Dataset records
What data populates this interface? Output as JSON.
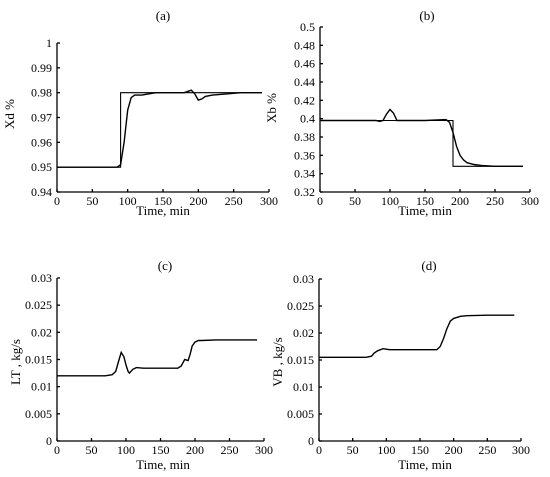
{
  "chart_data": [
    {
      "type": "line",
      "panel": "(a)",
      "xlabel": "Time, min",
      "ylabel": "Xd %",
      "xlim": [
        0,
        300
      ],
      "ylim": [
        0.94,
        1.0
      ],
      "xticks": [
        "0",
        "50",
        "100",
        "150",
        "200",
        "250",
        "300"
      ],
      "yticks": [
        "0.94",
        "0.95",
        "0.96",
        "0.97",
        "0.98",
        "0.99",
        "1"
      ],
      "series": [
        {
          "style": "setpoint",
          "x": [
            0,
            90,
            90,
            100,
            200,
            290
          ],
          "y": [
            0.95,
            0.95,
            0.98,
            0.98,
            0.98,
            0.98
          ]
        },
        {
          "style": "response",
          "x": [
            0,
            85,
            90,
            95,
            100,
            105,
            110,
            120,
            140,
            170,
            180,
            185,
            190,
            195,
            200,
            205,
            210,
            220,
            240,
            260,
            290
          ],
          "y": [
            0.95,
            0.95,
            0.951,
            0.96,
            0.973,
            0.978,
            0.979,
            0.979,
            0.98,
            0.98,
            0.98,
            0.9805,
            0.981,
            0.9795,
            0.977,
            0.9775,
            0.9785,
            0.979,
            0.9795,
            0.98,
            0.98
          ]
        }
      ]
    },
    {
      "type": "line",
      "panel": "(b)",
      "xlabel": "Time, min",
      "ylabel": "Xb %",
      "xlim": [
        0,
        300
      ],
      "ylim": [
        0.32,
        0.5
      ],
      "xticks": [
        "0",
        "50",
        "100",
        "150",
        "200",
        "250",
        "300"
      ],
      "yticks": [
        "0.32",
        "0.34",
        "0.36",
        "0.38",
        "0.4",
        "0.42",
        "0.44",
        "0.46",
        "0.48",
        "0.5"
      ],
      "series": [
        {
          "style": "setpoint",
          "x": [
            0,
            190,
            190,
            290
          ],
          "y": [
            0.398,
            0.398,
            0.348,
            0.348
          ]
        },
        {
          "style": "response",
          "x": [
            0,
            80,
            85,
            90,
            95,
            100,
            105,
            110,
            115,
            150,
            180,
            185,
            190,
            195,
            200,
            205,
            210,
            220,
            230,
            250,
            290
          ],
          "y": [
            0.398,
            0.398,
            0.397,
            0.398,
            0.405,
            0.41,
            0.406,
            0.398,
            0.398,
            0.398,
            0.399,
            0.396,
            0.385,
            0.37,
            0.36,
            0.355,
            0.352,
            0.35,
            0.349,
            0.348,
            0.348
          ]
        }
      ]
    },
    {
      "type": "line",
      "panel": "(c)",
      "xlabel": "Time, min",
      "ylabel": "LT , kg/s",
      "xlim": [
        0,
        300
      ],
      "ylim": [
        0,
        0.03
      ],
      "xticks": [
        "0",
        "50",
        "100",
        "150",
        "200",
        "250",
        "300"
      ],
      "yticks": [
        "0",
        "0.005",
        "0.01",
        "0.015",
        "0.02",
        "0.025",
        "0.03"
      ],
      "series": [
        {
          "style": "response",
          "x": [
            0,
            70,
            80,
            85,
            90,
            93,
            97,
            100,
            103,
            105,
            110,
            115,
            125,
            150,
            175,
            180,
            185,
            190,
            193,
            196,
            200,
            205,
            210,
            230,
            250,
            290
          ],
          "y": [
            0.012,
            0.012,
            0.0122,
            0.0128,
            0.015,
            0.0163,
            0.0155,
            0.014,
            0.0128,
            0.0125,
            0.0132,
            0.0135,
            0.0134,
            0.0134,
            0.0134,
            0.0138,
            0.015,
            0.0148,
            0.016,
            0.0175,
            0.0182,
            0.0185,
            0.0185,
            0.0186,
            0.0186,
            0.0186
          ]
        }
      ]
    },
    {
      "type": "line",
      "panel": "(d)",
      "xlabel": "Time, min",
      "ylabel": "VB , kg/s",
      "xlim": [
        0,
        300
      ],
      "ylim": [
        0,
        0.03
      ],
      "xticks": [
        "0",
        "50",
        "100",
        "150",
        "200",
        "250",
        "300"
      ],
      "yticks": [
        "0",
        "0.005",
        "0.01",
        "0.015",
        "0.02",
        "0.025",
        "0.03"
      ],
      "series": [
        {
          "style": "response",
          "x": [
            0,
            70,
            78,
            82,
            87,
            95,
            100,
            105,
            120,
            160,
            175,
            180,
            185,
            190,
            195,
            200,
            210,
            220,
            250,
            290
          ],
          "y": [
            0.0155,
            0.0155,
            0.0157,
            0.0163,
            0.0167,
            0.0171,
            0.017,
            0.0169,
            0.0169,
            0.0169,
            0.0169,
            0.0175,
            0.019,
            0.0208,
            0.0222,
            0.0227,
            0.0231,
            0.0232,
            0.0233,
            0.0233
          ]
        }
      ]
    }
  ]
}
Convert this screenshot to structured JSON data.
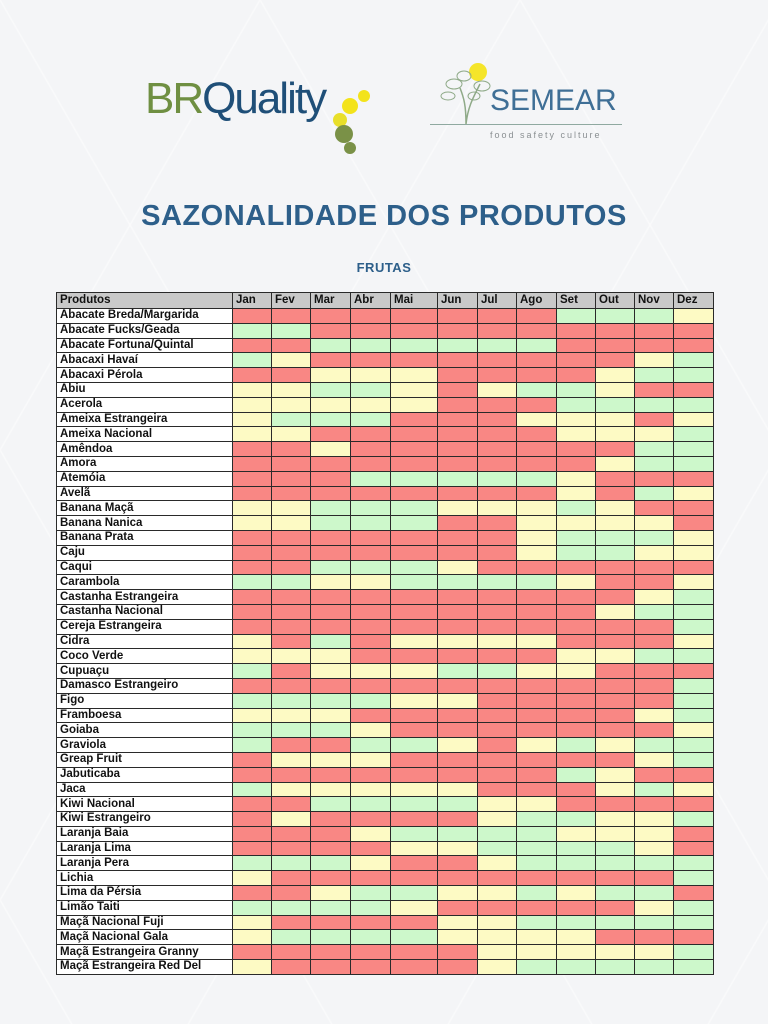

Brief
Repeat the data in full and exactly. Omit pictures.

Exercise result
What data populates this interface? Output as JSON.
{
  "chart_data": [
    {
      "type": "line",
      "panel": "(a)",
      "xlabel": "Time, min",
      "ylabel": "Xd %",
      "xlim": [
        0,
        300
      ],
      "ylim": [
        0.94,
        1.0
      ],
      "xticks": [
        "0",
        "50",
        "100",
        "150",
        "200",
        "250",
        "300"
      ],
      "yticks": [
        "0.94",
        "0.95",
        "0.96",
        "0.97",
        "0.98",
        "0.99",
        "1"
      ],
      "series": [
        {
          "style": "setpoint",
          "x": [
            0,
            90,
            90,
            100,
            200,
            290
          ],
          "y": [
            0.95,
            0.95,
            0.98,
            0.98,
            0.98,
            0.98
          ]
        },
        {
          "style": "response",
          "x": [
            0,
            85,
            90,
            95,
            100,
            105,
            110,
            120,
            140,
            170,
            180,
            185,
            190,
            195,
            200,
            205,
            210,
            220,
            240,
            260,
            290
          ],
          "y": [
            0.95,
            0.95,
            0.951,
            0.96,
            0.973,
            0.978,
            0.979,
            0.979,
            0.98,
            0.98,
            0.98,
            0.9805,
            0.981,
            0.9795,
            0.977,
            0.9775,
            0.9785,
            0.979,
            0.9795,
            0.98,
            0.98
          ]
        }
      ]
    },
    {
      "type": "line",
      "panel": "(b)",
      "xlabel": "Time, min",
      "ylabel": "Xb %",
      "xlim": [
        0,
        300
      ],
      "ylim": [
        0.32,
        0.5
      ],
      "xticks": [
        "0",
        "50",
        "100",
        "150",
        "200",
        "250",
        "300"
      ],
      "yticks": [
        "0.32",
        "0.34",
        "0.36",
        "0.38",
        "0.4",
        "0.42",
        "0.44",
        "0.46",
        "0.48",
        "0.5"
      ],
      "series": [
        {
          "style": "setpoint",
          "x": [
            0,
            190,
            190,
            290
          ],
          "y": [
            0.398,
            0.398,
            0.348,
            0.348
          ]
        },
        {
          "style": "response",
          "x": [
            0,
            80,
            85,
            90,
            95,
            100,
            105,
            110,
            115,
            150,
            180,
            185,
            190,
            195,
            200,
            205,
            210,
            220,
            230,
            250,
            290
          ],
          "y": [
            0.398,
            0.398,
            0.397,
            0.398,
            0.405,
            0.41,
            0.406,
            0.398,
            0.398,
            0.398,
            0.399,
            0.396,
            0.385,
            0.37,
            0.36,
            0.355,
            0.352,
            0.35,
            0.349,
            0.348,
            0.348
          ]
        }
      ]
    },
    {
      "type": "line",
      "panel": "(c)",
      "xlabel": "Time, min",
      "ylabel": "LT , kg/s",
      "xlim": [
        0,
        300
      ],
      "ylim": [
        0,
        0.03
      ],
      "xticks": [
        "0",
        "50",
        "100",
        "150",
        "200",
        "250",
        "300"
      ],
      "yticks": [
        "0",
        "0.005",
        "0.01",
        "0.015",
        "0.02",
        "0.025",
        "0.03"
      ],
      "series": [
        {
          "style": "response",
          "x": [
            0,
            70,
            80,
            85,
            90,
            93,
            97,
            100,
            103,
            105,
            110,
            115,
            125,
            150,
            175,
            180,
            185,
            190,
            193,
            196,
            200,
            205,
            210,
            230,
            250,
            290
          ],
          "y": [
            0.012,
            0.012,
            0.0122,
            0.0128,
            0.015,
            0.0163,
            0.0155,
            0.014,
            0.0128,
            0.0125,
            0.0132,
            0.0135,
            0.0134,
            0.0134,
            0.0134,
            0.0138,
            0.015,
            0.0148,
            0.016,
            0.0175,
            0.0182,
            0.0185,
            0.0185,
            0.0186,
            0.0186,
            0.0186
          ]
        }
      ]
    },
    {
      "type": "line",
      "panel": "(d)",
      "xlabel": "Time, min",
      "ylabel": "VB , kg/s",
      "xlim": [
        0,
        300
      ],
      "ylim": [
        0,
        0.03
      ],
      "xticks": [
        "0",
        "50",
        "100",
        "150",
        "200",
        "250",
        "300"
      ],
      "yticks": [
        "0",
        "0.005",
        "0.01",
        "0.015",
        "0.02",
        "0.025",
        "0.03"
      ],
      "series": [
        {
          "style": "response",
          "x": [
            0,
            70,
            78,
            82,
            87,
            95,
            100,
            105,
            120,
            160,
            175,
            180,
            185,
            190,
            195,
            200,
            210,
            220,
            250,
            290
          ],
          "y": [
            0.0155,
            0.0155,
            0.0157,
            0.0163,
            0.0167,
            0.0171,
            0.017,
            0.0169,
            0.0169,
            0.0169,
            0.0169,
            0.0175,
            0.019,
            0.0208,
            0.0222,
            0.0227,
            0.0231,
            0.0232,
            0.0233,
            0.0233
          ]
        }
      ]
    }
  ]
}
Convert this screenshot to structured JSON data.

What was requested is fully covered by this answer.